Records contained in a dataset
▬▬▬

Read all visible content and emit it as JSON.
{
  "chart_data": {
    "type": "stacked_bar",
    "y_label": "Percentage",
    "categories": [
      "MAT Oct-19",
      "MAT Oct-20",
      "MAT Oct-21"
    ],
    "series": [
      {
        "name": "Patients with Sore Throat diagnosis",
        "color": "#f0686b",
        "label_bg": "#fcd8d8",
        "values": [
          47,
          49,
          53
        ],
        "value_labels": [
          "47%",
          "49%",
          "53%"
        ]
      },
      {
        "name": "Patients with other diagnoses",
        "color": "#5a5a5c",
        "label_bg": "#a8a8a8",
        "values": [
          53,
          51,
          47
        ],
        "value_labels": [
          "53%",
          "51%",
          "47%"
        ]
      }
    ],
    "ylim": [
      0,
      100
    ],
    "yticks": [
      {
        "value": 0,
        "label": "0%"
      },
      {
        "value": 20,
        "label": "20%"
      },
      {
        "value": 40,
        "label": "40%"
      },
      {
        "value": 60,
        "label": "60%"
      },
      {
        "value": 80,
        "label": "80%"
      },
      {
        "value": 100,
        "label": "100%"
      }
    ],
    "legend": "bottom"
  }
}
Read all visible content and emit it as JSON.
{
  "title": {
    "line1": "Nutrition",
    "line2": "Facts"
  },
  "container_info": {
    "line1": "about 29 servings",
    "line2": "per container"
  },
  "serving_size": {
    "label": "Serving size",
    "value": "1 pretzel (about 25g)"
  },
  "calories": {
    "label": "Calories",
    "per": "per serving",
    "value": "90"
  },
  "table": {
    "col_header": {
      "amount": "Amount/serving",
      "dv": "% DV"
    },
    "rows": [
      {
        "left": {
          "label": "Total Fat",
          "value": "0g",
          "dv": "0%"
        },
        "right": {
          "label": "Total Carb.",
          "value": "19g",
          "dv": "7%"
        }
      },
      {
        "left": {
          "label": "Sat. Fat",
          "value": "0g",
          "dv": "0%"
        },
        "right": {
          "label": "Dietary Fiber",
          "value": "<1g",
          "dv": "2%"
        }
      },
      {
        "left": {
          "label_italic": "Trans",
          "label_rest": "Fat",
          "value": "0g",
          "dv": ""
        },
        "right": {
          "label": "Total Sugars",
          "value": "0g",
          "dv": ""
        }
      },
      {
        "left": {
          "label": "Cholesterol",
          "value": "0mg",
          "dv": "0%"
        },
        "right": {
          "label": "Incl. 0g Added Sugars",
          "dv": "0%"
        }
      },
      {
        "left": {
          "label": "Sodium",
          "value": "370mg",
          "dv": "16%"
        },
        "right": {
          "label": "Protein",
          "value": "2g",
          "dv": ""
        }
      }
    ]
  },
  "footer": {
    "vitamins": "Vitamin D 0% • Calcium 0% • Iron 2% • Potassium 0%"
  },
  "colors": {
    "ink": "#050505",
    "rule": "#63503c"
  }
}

▬▬▬

Exercise instructions:
Each line above must be reproduced exactly.

Output for this task:
Read all visible content and emit it as JSON.
{
  "chart_data": {
    "type": "stacked_bar",
    "y_label": "Percentage",
    "categories": [
      "MAT Oct-19",
      "MAT Oct-20",
      "MAT Oct-21"
    ],
    "series": [
      {
        "name": "Patients with Sore Throat diagnosis",
        "color": "#f0686b",
        "label_bg": "#fcd8d8",
        "values": [
          47,
          49,
          53
        ],
        "value_labels": [
          "47%",
          "49%",
          "53%"
        ]
      },
      {
        "name": "Patients with other diagnoses",
        "color": "#5a5a5c",
        "label_bg": "#a8a8a8",
        "values": [
          53,
          51,
          47
        ],
        "value_labels": [
          "53%",
          "51%",
          "47%"
        ]
      }
    ],
    "ylim": [
      0,
      100
    ],
    "yticks": [
      {
        "value": 0,
        "label": "0%"
      },
      {
        "value": 20,
        "label": "20%"
      },
      {
        "value": 40,
        "label": "40%"
      },
      {
        "value": 60,
        "label": "60%"
      },
      {
        "value": 80,
        "label": "80%"
      },
      {
        "value": 100,
        "label": "100%"
      }
    ],
    "legend": "bottom"
  }
}
Read all visible content and emit it as JSON.
{
  "title": {
    "line1": "Nutrition",
    "line2": "Facts"
  },
  "container_info": {
    "line1": "about 29 servings",
    "line2": "per container"
  },
  "serving_size": {
    "label": "Serving size",
    "value": "1 pretzel (about 25g)"
  },
  "calories": {
    "label": "Calories",
    "per": "per serving",
    "value": "90"
  },
  "table": {
    "col_header": {
      "amount": "Amount/serving",
      "dv": "% DV"
    },
    "rows": [
      {
        "left": {
          "label": "Total Fat",
          "value": "0g",
          "dv": "0%"
        },
        "right": {
          "label": "Total Carb.",
          "value": "19g",
          "dv": "7%"
        }
      },
      {
        "left": {
          "label": "Sat. Fat",
          "value": "0g",
          "dv": "0%"
        },
        "right": {
          "label": "Dietary Fiber",
          "value": "<1g",
          "dv": "2%"
        }
      },
      {
        "left": {
          "label_italic": "Trans",
          "label_rest": "Fat",
          "value": "0g",
          "dv": ""
        },
        "right": {
          "label": "Total Sugars",
          "value": "0g",
          "dv": ""
        }
      },
      {
        "left": {
          "label": "Cholesterol",
          "value": "0mg",
          "dv": "0%"
        },
        "right": {
          "label": "Incl. 0g Added Sugars",
          "dv": "0%"
        }
      },
      {
        "left": {
          "label": "Sodium",
          "value": "370mg",
          "dv": "16%"
        },
        "right": {
          "label": "Protein",
          "value": "2g",
          "dv": ""
        }
      }
    ]
  },
  "footer": {
    "vitamins": "Vitamin D 0% • Calcium 0% • Iron 2% • Potassium 0%"
  },
  "colors": {
    "ink": "#050505",
    "rule": "#63503c"
  }
}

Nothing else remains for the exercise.